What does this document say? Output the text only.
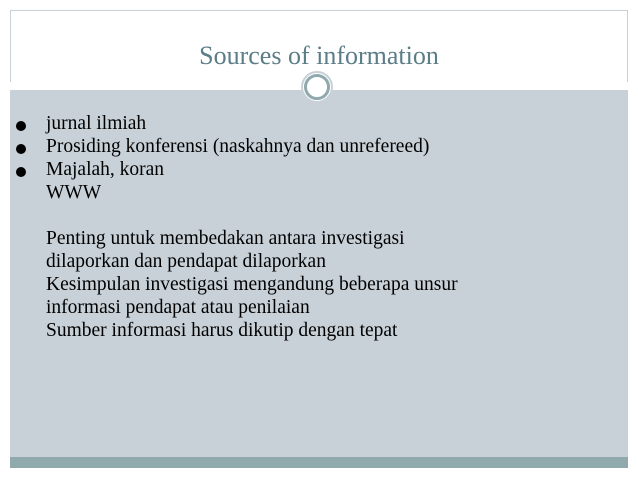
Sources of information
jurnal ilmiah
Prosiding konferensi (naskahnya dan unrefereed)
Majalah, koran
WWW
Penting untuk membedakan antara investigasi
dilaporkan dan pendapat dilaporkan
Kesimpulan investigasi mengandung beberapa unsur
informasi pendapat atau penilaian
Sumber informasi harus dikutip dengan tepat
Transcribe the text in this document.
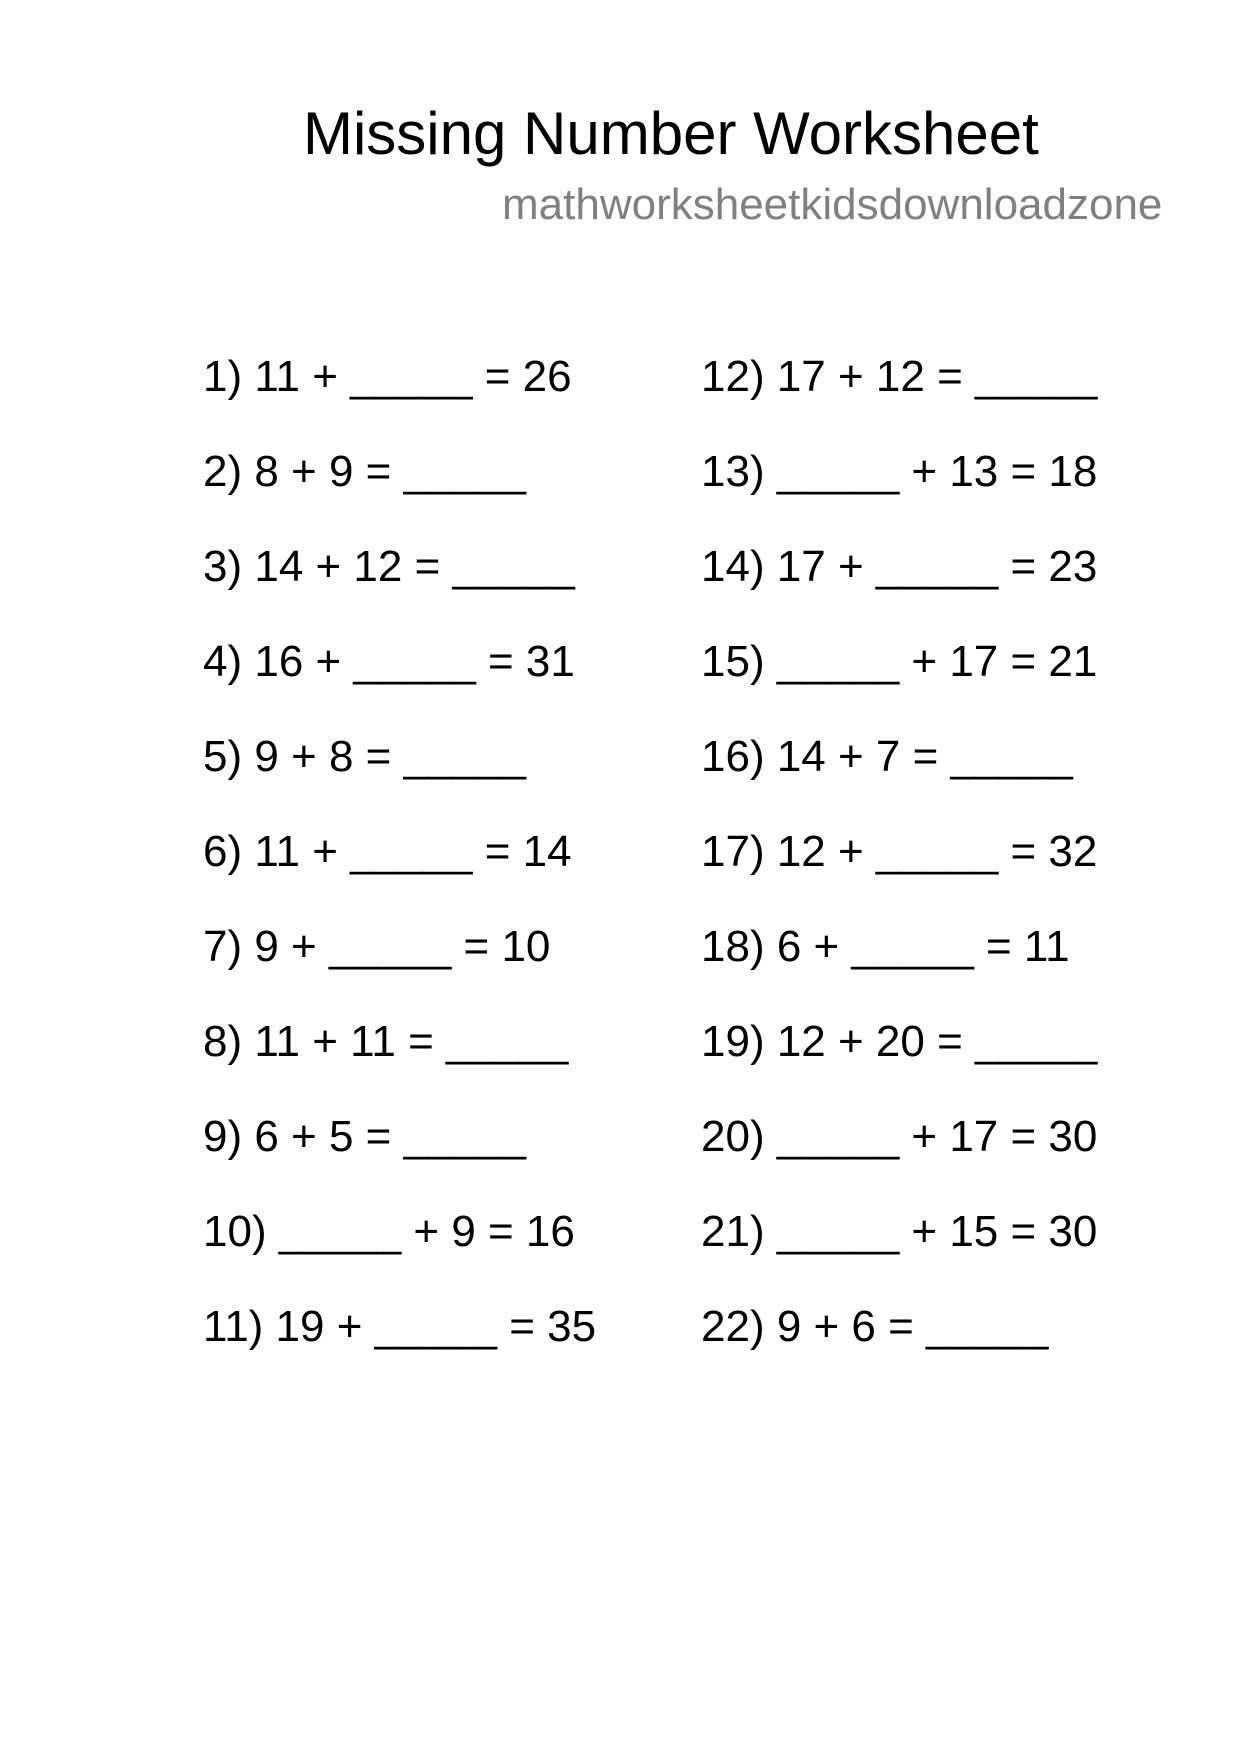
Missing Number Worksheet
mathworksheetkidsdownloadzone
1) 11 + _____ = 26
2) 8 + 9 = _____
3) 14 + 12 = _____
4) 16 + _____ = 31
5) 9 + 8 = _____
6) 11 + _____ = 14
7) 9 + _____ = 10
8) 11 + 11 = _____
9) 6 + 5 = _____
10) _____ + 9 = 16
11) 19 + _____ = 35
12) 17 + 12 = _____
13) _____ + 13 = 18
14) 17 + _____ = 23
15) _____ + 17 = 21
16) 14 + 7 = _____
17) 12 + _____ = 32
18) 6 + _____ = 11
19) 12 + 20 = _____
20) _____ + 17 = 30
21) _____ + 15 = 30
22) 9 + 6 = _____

▶ **GOAL OF THE EXERCISE**
Send back the data above word for word, with the pictures left out.

▶ **FULL RESPONSE**
What does this document say? Output the text only.
Sources of information
jurnal ilmiah
Prosiding konferensi (naskahnya dan unrefereed)
Majalah, koran
WWW
Penting untuk membedakan antara investigasi
dilaporkan dan pendapat dilaporkan
Kesimpulan investigasi mengandung beberapa unsur
informasi pendapat atau penilaian
Sumber informasi harus dikutip dengan tepat
Transcribe the text in this document.
Missing Number Worksheet
mathworksheetkidsdownloadzone
1) 11 + _____ = 26
2) 8 + 9 = _____
3) 14 + 12 = _____
4) 16 + _____ = 31
5) 9 + 8 = _____
6) 11 + _____ = 14
7) 9 + _____ = 10
8) 11 + 11 = _____
9) 6 + 5 = _____
10) _____ + 9 = 16
11) 19 + _____ = 35
12) 17 + 12 = _____
13) _____ + 13 = 18
14) 17 + _____ = 23
15) _____ + 17 = 21
16) 14 + 7 = _____
17) 12 + _____ = 32
18) 6 + _____ = 11
19) 12 + 20 = _____
20) _____ + 17 = 30
21) _____ + 15 = 30
22) 9 + 6 = _____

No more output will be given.